## What the task asks
Your task is to repeat the entries word for word while leaving out the pictures.

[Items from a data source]
########################################
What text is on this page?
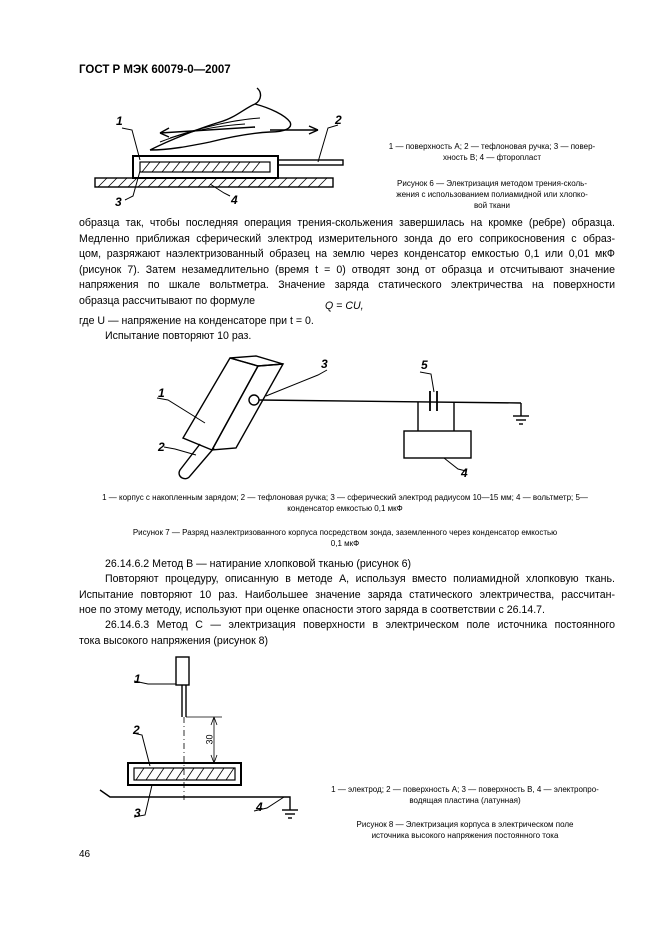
ГОСТ Р МЭК 60079-0—2007
1	2
3	4
1 — поверхность А; 2 — тефлоновая ручка; 3 — повер-
хность В; 4 — фторопласт
Рисунок 6 — Электризация методом трения-сколь-
жения с использованием полиамидной или хлопко-
вой ткани
образца так, чтобы последняя операция трения-скольжения завершилась на кромке (ребре) образца.
Медленно приближая сферический электрод измерительного зонда до его соприкосновения с образ-
цом, разряжают наэлектризованный образец на землю через конденсатор емкостью 0,1 или 0,01 мкФ
(рисунок 7). Затем незамедлительно (время t = 0) отводят зонд от образца и отсчитывают значение
напряжения по шкале вольтметра. Значение заряда статического электричества на поверхности
образца рассчитывают по формуле	Q = CU,
где U — напряжение на конденсаторе при t = 0.
Испытание повторяют 10 раз.
1
2
3
4
5
1 — корпус с накопленным зарядом; 2 — тефлоновая ручка; 3 — сферический электрод радиусом 10—15 мм; 4 — вольтметр; 5—
конденсатор емкостью 0,1 мкФ
Рисунок 7 — Разряд наэлектризованного корпуса посредством зонда, заземленного через конденсатор емкостью
0,1 мкФ
26.14.6.2 Метод В — натирание хлопковой тканью (рисунок 6)
Повторяют процедуру, описанную в методе А, используя вместо полиамидной хлопковую ткань.
Испытание повторяют 10 раз. Наибольшее значение заряда статического электричества, рассчитан-
ное по этому методу, используют при оценке опасности этого заряда в соответствии с 26.14.7.
26.14.6.3 Метод С — электризация поверхности в электрическом поле источника постоянного
тока высокого напряжения (рисунок 8)
1
2
3	4
30
1 — электрод; 2 — поверхность А; 3 — поверхность В, 4 — электропро-
водящая пластина (латунная)
Рисунок 8 — Электризация корпуса в электрическом поле
источника высокого напряжения постоянного тока
46
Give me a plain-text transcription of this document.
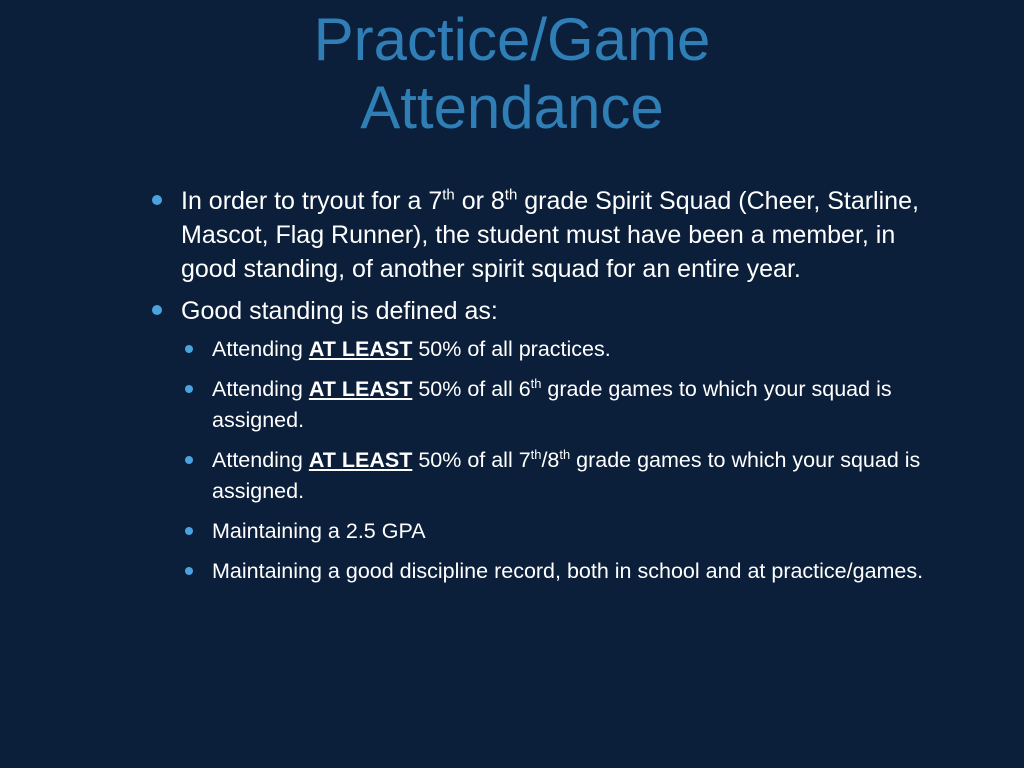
Practice/Game
Attendance
In order to tryout for a 7th or 8th grade Spirit Squad (Cheer, Starline, Mascot, Flag Runner), the student must have been a member, in good standing, of another spirit squad for an entire year.
Good standing is defined as:
Attending AT LEAST 50% of all practices.
Attending AT LEAST 50% of all 6th grade games to which your squad is assigned.
Attending AT LEAST 50% of all 7th/8th grade games to which your squad is assigned.
Maintaining a 2.5 GPA
Maintaining a good discipline record, both in school and at practice/games.
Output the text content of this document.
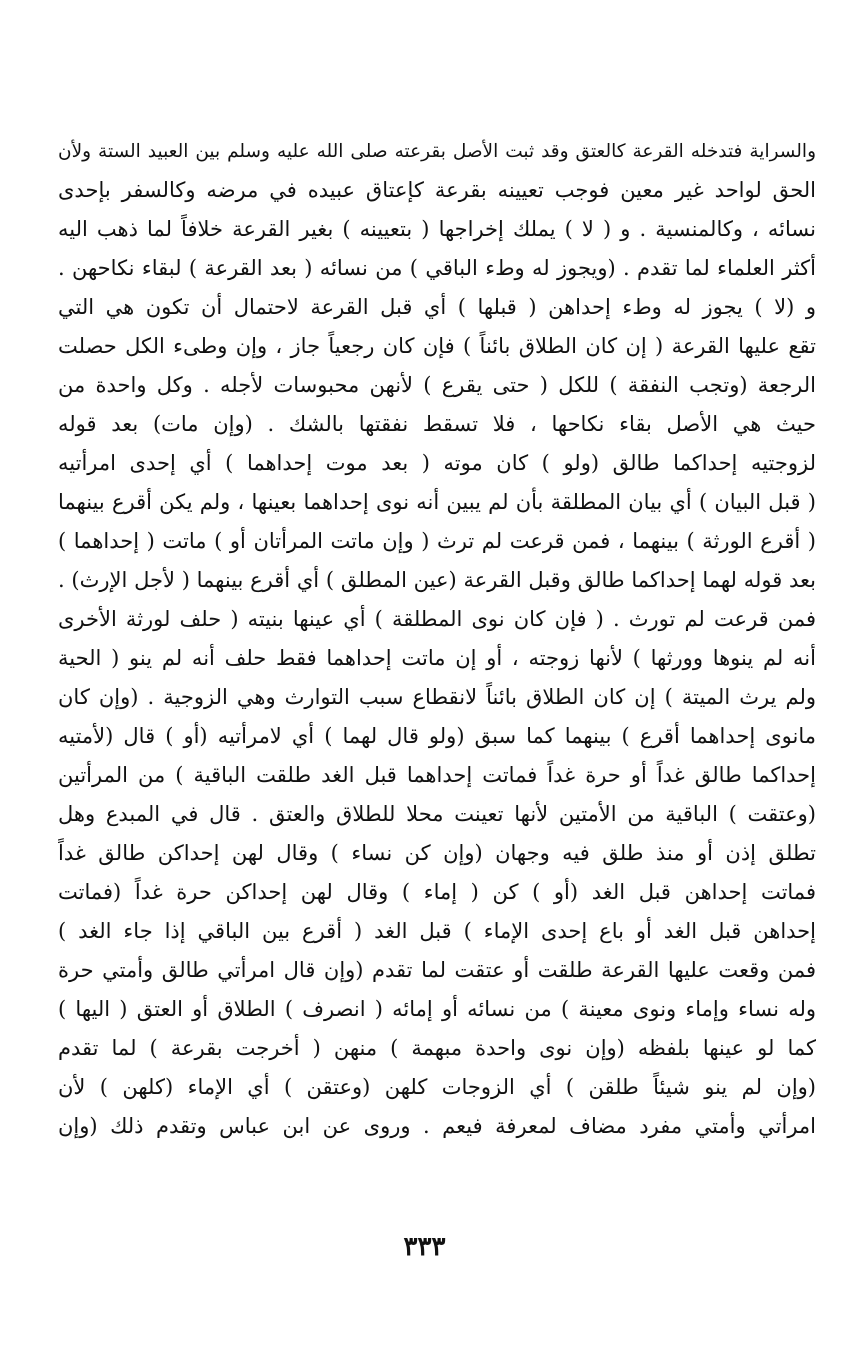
والسراية فتدخله القرعة كالعتق وقد ثبت الأصل بقرعته صلى الله عليه وسلم بين العبيد الستة ولأن
الحق لواحد غير معين فوجب تعيينه بقرعة كإعتاق عبيده في مرضه وكالسفر بإحدى
نسائه ، وكالمنسية . و ( لا ) يملك إخراجها ( بتعيينه ) بغير القرعة خلافاً لما ذهب اليه
أكثر العلماء لما تقدم . (ويجوز له وطء الباقي ) من نسائه ( بعد القرعة ) لبقاء نكاحهن .
و (لا ) يجوز له وطء إحداهن ( قبلها ) أي قبل القرعة لاحتمال أن تكون هي التي
تقع عليها القرعة ( إن كان الطلاق بائناً ) فإن كان رجعياً جاز ، وإن وطىء الكل حصلت
الرجعة (وتجب النفقة ) للكل ( حتى يقرع ) لأنهن محبوسات لأجله . وكل واحدة من
حيث هي الأصل بقاء نكاحها ، فلا تسقط نفقتها بالشك . (وإن مات) بعد قوله
لزوجتيه إحداكما طالق (ولو ) كان موته ( بعد موت إحداهما ) أي إحدى امرأتيه
( قبل البيان ) أي بيان المطلقة بأن لم يبين أنه نوى إحداهما بعينها ، ولم يكن أقرع بينهما
( أقرع الورثة ) بينهما ، فمن قرعت لم ترث ( وإن ماتت المرأتان أو ) ماتت ( إحداهما )
بعد قوله لهما إحداكما طالق وقبل القرعة (عين المطلق ) أي أقرع بينهما ( لأجل الإرث) .
فمن قرعت لم تورث . ( فإن كان نوى المطلقة ) أي عينها بنيته ( حلف لورثة الأخرى
أنه لم ينوها وورثها ) لأنها زوجته ، أو إن ماتت إحداهما فقط حلف أنه لم ينو ( الحية
ولم يرث الميتة ) إن كان الطلاق بائناً لانقطاع سبب التوارث وهي الزوجية . (وإن كان
مانوى إحداهما أقرع ) بينهما كما سبق (ولو قال لهما ) أي لامرأتيه (أو ) قال (لأمتيه
إحداكما طالق غداً أو حرة غداً فماتت إحداهما قبل الغد طلقت الباقية ) من المرأتين
(وعتقت ) الباقية من الأمتين لأنها تعينت محلا للطلاق والعتق . قال في المبدع وهل
تطلق إذن أو منذ طلق فيه وجهان (وإن كن نساء ) وقال لهن إحداكن طالق غداً
فماتت إحداهن قبل الغد (أو ) كن ( إماء ) وقال لهن إحداكن حرة غداً (فماتت
إحداهن قبل الغد أو باع إحدى الإماء ) قبل الغد ( أقرع بين الباقي إذا جاء الغد )
فمن وقعت عليها القرعة طلقت أو عتقت لما تقدم (وإن قال امرأتي طالق وأمتي حرة
وله نساء وإماء ونوى معينة ) من نسائه أو إمائه ( انصرف ) الطلاق أو العتق ( اليها )
كما لو عينها بلفظه (وإن نوى واحدة مبهمة ) منهن ( أخرجت بقرعة ) لما تقدم
(وإن لم ينو شيئاً طلقن ) أي الزوجات كلهن (وعتقن ) أي الإماء (كلهن ) لأن
امرأتي وأمتي مفرد مضاف لمعرفة فيعم . وروى عن ابن عباس وتقدم ذلك (وإن
٣٣٣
########################################
## Response below
What text is on this page?
ГОСТ Р МЭК 60079-0—2007
1	2
3	4
1 — поверхность А; 2 — тефлоновая ручка; 3 — повер-
хность В; 4 — фторопласт
Рисунок 6 — Электризация методом трения-сколь-
жения с использованием полиамидной или хлопко-
вой ткани
образца так, чтобы последняя операция трения-скольжения завершилась на кромке (ребре) образца.
Медленно приближая сферический электрод измерительного зонда до его соприкосновения с образ-
цом, разряжают наэлектризованный образец на землю через конденсатор емкостью 0,1 или 0,01 мкФ
(рисунок 7). Затем незамедлительно (время t = 0) отводят зонд от образца и отсчитывают значение
напряжения по шкале вольтметра. Значение заряда статического электричества на поверхности
образца рассчитывают по формуле	Q = CU,
где U — напряжение на конденсаторе при t = 0.
Испытание повторяют 10 раз.
1
2
3
4
5
1 — корпус с накопленным зарядом; 2 — тефлоновая ручка; 3 — сферический электрод радиусом 10—15 мм; 4 — вольтметр; 5—
конденсатор емкостью 0,1 мкФ
Рисунок 7 — Разряд наэлектризованного корпуса посредством зонда, заземленного через конденсатор емкостью
0,1 мкФ
26.14.6.2 Метод В — натирание хлопковой тканью (рисунок 6)
Повторяют процедуру, описанную в методе А, используя вместо полиамидной хлопковую ткань.
Испытание повторяют 10 раз. Наибольшее значение заряда статического электричества, рассчитан-
ное по этому методу, используют при оценке опасности этого заряда в соответствии с 26.14.7.
26.14.6.3 Метод С — электризация поверхности в электрическом поле источника постоянного
тока высокого напряжения (рисунок 8)
1
2
3	4
30
1 — электрод; 2 — поверхность А; 3 — поверхность В, 4 — электропро-
водящая пластина (латунная)
Рисунок 8 — Электризация корпуса в электрическом поле
источника высокого напряжения постоянного тока
46
Give me a plain-text transcription of this document.
Practice/Game
Attendance
In order to tryout for a 7th or 8th grade Spirit Squad (Cheer, Starline, Mascot, Flag Runner), the student must have been a member, in good standing, of another spirit squad for an entire year.
Good standing is defined as:
Attending AT LEAST 50% of all practices.
Attending AT LEAST 50% of all 6th grade games to which your squad is assigned.
Attending AT LEAST 50% of all 7th/8th grade games to which your squad is assigned.
Maintaining a 2.5 GPA
Maintaining a good discipline record, both in school and at practice/games.
Output the text content of this document.
والسراية فتدخله القرعة كالعتق وقد ثبت الأصل بقرعته صلى الله عليه وسلم بين العبيد الستة ولأن
الحق لواحد غير معين فوجب تعيينه بقرعة كإعتاق عبيده في مرضه وكالسفر بإحدى
نسائه ، وكالمنسية . و ( لا ) يملك إخراجها ( بتعيينه ) بغير القرعة خلافاً لما ذهب اليه
أكثر العلماء لما تقدم . (ويجوز له وطء الباقي ) من نسائه ( بعد القرعة ) لبقاء نكاحهن .
و (لا ) يجوز له وطء إحداهن ( قبلها ) أي قبل القرعة لاحتمال أن تكون هي التي
تقع عليها القرعة ( إن كان الطلاق بائناً ) فإن كان رجعياً جاز ، وإن وطىء الكل حصلت
الرجعة (وتجب النفقة ) للكل ( حتى يقرع ) لأنهن محبوسات لأجله . وكل واحدة من
حيث هي الأصل بقاء نكاحها ، فلا تسقط نفقتها بالشك . (وإن مات) بعد قوله
لزوجتيه إحداكما طالق (ولو ) كان موته ( بعد موت إحداهما ) أي إحدى امرأتيه
( قبل البيان ) أي بيان المطلقة بأن لم يبين أنه نوى إحداهما بعينها ، ولم يكن أقرع بينهما
( أقرع الورثة ) بينهما ، فمن قرعت لم ترث ( وإن ماتت المرأتان أو ) ماتت ( إحداهما )
بعد قوله لهما إحداكما طالق وقبل القرعة (عين المطلق ) أي أقرع بينهما ( لأجل الإرث) .
فمن قرعت لم تورث . ( فإن كان نوى المطلقة ) أي عينها بنيته ( حلف لورثة الأخرى
أنه لم ينوها وورثها ) لأنها زوجته ، أو إن ماتت إحداهما فقط حلف أنه لم ينو ( الحية
ولم يرث الميتة ) إن كان الطلاق بائناً لانقطاع سبب التوارث وهي الزوجية . (وإن كان
مانوى إحداهما أقرع ) بينهما كما سبق (ولو قال لهما ) أي لامرأتيه (أو ) قال (لأمتيه
إحداكما طالق غداً أو حرة غداً فماتت إحداهما قبل الغد طلقت الباقية ) من المرأتين
(وعتقت ) الباقية من الأمتين لأنها تعينت محلا للطلاق والعتق . قال في المبدع وهل
تطلق إذن أو منذ طلق فيه وجهان (وإن كن نساء ) وقال لهن إحداكن طالق غداً
فماتت إحداهن قبل الغد (أو ) كن ( إماء ) وقال لهن إحداكن حرة غداً (فماتت
إحداهن قبل الغد أو باع إحدى الإماء ) قبل الغد ( أقرع بين الباقي إذا جاء الغد )
فمن وقعت عليها القرعة طلقت أو عتقت لما تقدم (وإن قال امرأتي طالق وأمتي حرة
وله نساء وإماء ونوى معينة ) من نسائه أو إمائه ( انصرف ) الطلاق أو العتق ( اليها )
كما لو عينها بلفظه (وإن نوى واحدة مبهمة ) منهن ( أخرجت بقرعة ) لما تقدم
(وإن لم ينو شيئاً طلقن ) أي الزوجات كلهن (وعتقن ) أي الإماء (كلهن ) لأن
امرأتي وأمتي مفرد مضاف لمعرفة فيعم . وروى عن ابن عباس وتقدم ذلك (وإن
٣٣٣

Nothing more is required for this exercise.